__Objective__. Copy each line of the records that contains the word "wrong".

[Start of Material]

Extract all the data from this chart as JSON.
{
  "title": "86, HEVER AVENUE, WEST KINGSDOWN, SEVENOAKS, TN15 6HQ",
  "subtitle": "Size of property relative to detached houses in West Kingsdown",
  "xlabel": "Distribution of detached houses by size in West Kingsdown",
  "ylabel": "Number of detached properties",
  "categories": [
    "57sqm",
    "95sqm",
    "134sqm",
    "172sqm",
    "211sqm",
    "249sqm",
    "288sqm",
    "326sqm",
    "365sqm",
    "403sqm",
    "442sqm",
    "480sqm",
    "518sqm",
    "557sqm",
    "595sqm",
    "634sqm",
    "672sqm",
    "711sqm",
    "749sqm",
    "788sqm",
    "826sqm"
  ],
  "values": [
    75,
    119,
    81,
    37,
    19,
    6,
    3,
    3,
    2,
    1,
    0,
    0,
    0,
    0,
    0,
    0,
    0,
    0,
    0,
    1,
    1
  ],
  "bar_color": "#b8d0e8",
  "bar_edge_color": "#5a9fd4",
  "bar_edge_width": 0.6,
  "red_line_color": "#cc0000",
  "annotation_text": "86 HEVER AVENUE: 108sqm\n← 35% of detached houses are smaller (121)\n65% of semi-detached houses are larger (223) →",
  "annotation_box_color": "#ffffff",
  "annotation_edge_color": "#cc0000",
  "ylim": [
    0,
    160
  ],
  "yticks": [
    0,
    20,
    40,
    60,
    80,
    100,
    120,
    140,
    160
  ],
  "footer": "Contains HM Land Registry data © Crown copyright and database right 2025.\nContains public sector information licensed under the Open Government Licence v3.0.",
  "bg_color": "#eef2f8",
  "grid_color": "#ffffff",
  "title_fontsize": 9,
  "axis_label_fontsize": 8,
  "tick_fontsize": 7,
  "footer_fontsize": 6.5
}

[End of Material]
[Start of Material]

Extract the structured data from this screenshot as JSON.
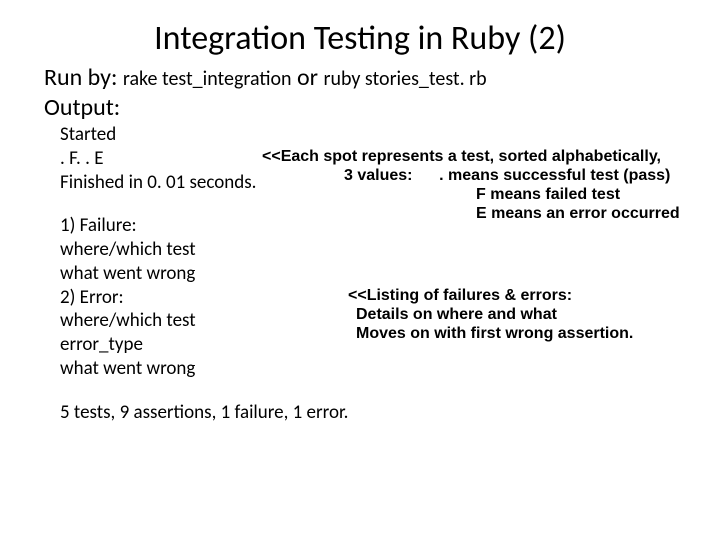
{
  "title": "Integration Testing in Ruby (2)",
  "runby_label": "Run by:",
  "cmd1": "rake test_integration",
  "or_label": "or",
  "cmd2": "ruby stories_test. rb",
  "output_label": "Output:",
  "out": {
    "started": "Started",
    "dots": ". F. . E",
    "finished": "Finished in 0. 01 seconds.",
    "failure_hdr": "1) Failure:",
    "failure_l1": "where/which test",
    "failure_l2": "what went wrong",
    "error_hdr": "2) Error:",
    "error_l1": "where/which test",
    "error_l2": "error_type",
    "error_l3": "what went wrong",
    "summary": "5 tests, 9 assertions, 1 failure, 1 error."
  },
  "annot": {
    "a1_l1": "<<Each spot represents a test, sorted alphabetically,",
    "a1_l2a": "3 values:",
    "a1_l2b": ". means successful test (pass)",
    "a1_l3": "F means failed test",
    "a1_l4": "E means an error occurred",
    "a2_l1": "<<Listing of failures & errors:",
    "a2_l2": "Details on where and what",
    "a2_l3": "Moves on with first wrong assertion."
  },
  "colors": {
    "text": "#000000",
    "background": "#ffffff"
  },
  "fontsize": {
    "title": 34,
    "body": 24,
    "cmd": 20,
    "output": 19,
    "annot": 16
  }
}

[End of Material]

__Problem solution__.
    "failure_l2": "what went wrong",
    "error_l3": "what went wrong",
    "a2_l3": "Moves on with first wrong assertion."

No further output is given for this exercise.